* Request:
Read through the data and report every line in which the word "http" occurs.

* Extracted records:
-*-*-
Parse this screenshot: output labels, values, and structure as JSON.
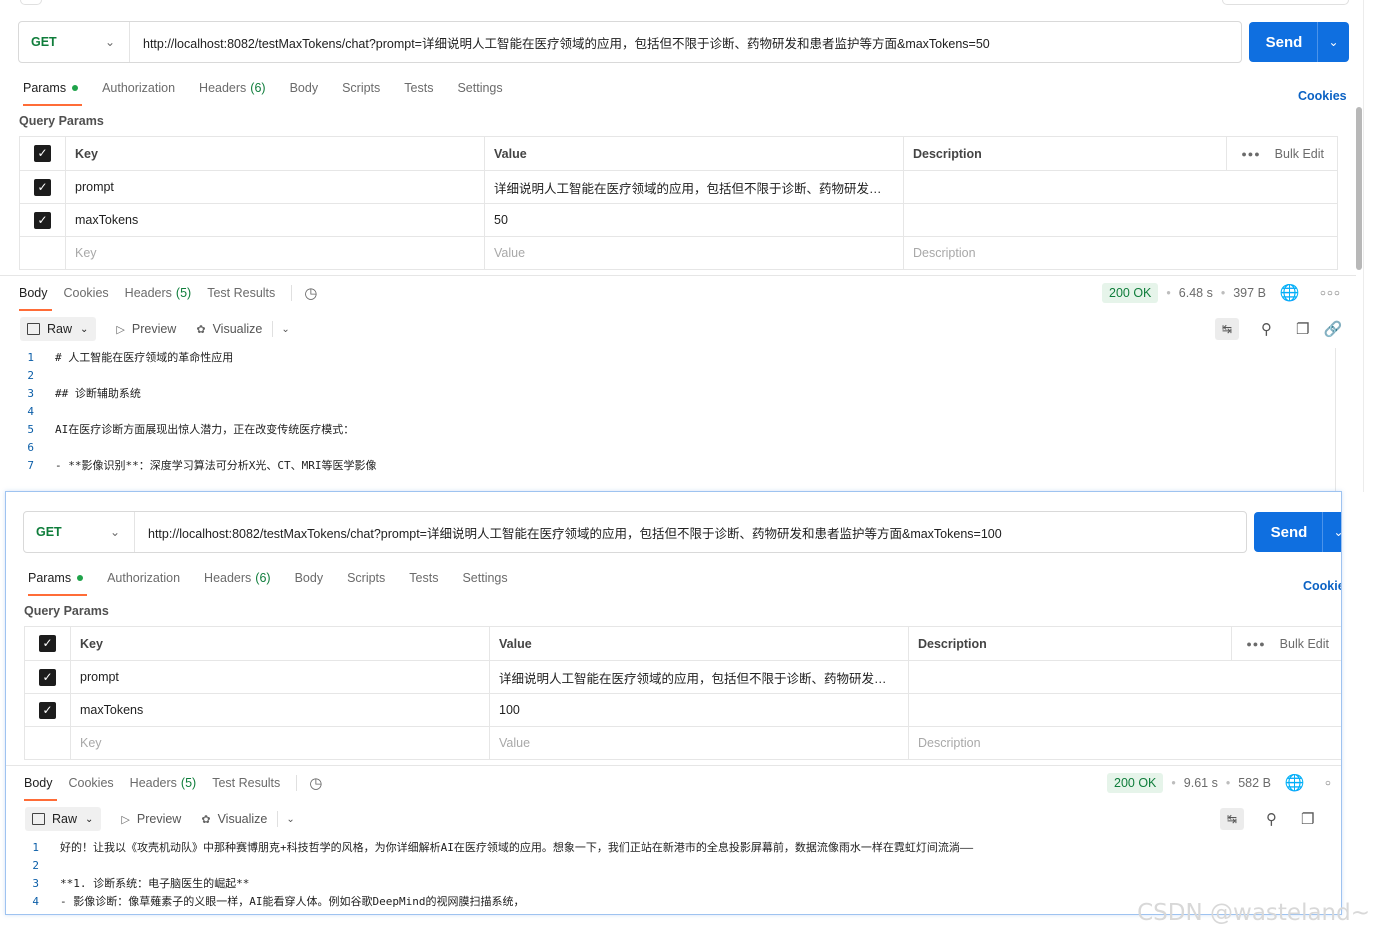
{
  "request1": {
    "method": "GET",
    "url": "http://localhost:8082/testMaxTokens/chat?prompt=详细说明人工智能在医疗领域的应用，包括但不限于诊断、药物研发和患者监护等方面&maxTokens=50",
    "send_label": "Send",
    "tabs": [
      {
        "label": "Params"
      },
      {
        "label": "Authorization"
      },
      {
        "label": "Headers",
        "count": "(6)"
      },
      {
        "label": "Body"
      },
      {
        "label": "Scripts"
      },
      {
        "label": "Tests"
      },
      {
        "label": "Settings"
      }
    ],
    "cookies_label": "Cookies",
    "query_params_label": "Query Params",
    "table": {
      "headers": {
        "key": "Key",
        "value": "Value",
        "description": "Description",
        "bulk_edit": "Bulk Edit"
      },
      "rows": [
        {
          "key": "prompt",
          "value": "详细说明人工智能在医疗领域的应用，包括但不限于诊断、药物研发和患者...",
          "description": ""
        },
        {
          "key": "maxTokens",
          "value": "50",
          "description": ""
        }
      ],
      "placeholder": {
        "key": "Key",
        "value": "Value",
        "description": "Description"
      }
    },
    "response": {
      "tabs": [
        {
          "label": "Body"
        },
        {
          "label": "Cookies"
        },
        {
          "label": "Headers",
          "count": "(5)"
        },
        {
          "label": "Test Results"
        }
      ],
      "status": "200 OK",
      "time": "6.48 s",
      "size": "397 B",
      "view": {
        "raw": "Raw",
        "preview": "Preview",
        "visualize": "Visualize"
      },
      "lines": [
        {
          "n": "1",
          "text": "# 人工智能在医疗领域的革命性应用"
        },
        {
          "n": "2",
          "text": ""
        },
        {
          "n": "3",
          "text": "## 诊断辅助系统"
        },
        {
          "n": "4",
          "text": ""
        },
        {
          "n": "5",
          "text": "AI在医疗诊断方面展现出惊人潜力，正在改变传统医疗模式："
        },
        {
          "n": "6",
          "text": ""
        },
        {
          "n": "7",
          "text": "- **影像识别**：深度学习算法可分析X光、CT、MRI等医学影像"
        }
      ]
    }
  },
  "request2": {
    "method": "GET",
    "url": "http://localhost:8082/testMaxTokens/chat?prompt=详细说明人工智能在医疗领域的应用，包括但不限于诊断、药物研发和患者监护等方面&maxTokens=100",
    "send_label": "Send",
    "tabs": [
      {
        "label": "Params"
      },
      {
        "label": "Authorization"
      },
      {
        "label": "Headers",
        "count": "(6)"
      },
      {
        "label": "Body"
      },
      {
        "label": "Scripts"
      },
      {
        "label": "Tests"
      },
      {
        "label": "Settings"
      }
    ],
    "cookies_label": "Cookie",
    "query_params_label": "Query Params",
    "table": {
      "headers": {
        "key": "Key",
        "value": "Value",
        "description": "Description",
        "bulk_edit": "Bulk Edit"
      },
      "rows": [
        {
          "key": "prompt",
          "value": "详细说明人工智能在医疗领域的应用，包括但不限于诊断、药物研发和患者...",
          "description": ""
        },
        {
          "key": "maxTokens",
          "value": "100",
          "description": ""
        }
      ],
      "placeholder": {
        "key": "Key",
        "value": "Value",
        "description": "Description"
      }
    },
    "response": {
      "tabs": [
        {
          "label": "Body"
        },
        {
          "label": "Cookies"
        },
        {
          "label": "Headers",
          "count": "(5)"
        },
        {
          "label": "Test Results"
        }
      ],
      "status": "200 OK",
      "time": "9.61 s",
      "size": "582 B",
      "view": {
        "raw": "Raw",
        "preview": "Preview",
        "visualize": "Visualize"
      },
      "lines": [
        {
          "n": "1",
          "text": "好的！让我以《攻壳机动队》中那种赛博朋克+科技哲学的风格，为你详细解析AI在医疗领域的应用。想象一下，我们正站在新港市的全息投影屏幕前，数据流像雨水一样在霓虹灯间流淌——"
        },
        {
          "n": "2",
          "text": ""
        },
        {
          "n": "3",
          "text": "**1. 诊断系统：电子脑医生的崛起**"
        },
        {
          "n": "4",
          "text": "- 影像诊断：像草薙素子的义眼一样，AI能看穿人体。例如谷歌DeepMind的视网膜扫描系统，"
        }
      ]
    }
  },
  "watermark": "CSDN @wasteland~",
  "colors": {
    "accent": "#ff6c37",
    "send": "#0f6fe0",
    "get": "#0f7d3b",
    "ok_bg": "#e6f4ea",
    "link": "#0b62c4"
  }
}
-*-*-
* Answer:
    "url": "http://localhost:8082/testMaxTokens/chat?prompt=详细说明人工智能在医疗领域的应用，包括但不限于诊断、药物研发和患者监护等方面&maxTokens=50",
    "url": "http://localhost:8082/testMaxTokens/chat?prompt=详细说明人工智能在医疗领域的应用，包括但不限于诊断、药物研发和患者监护等方面&maxTokens=100",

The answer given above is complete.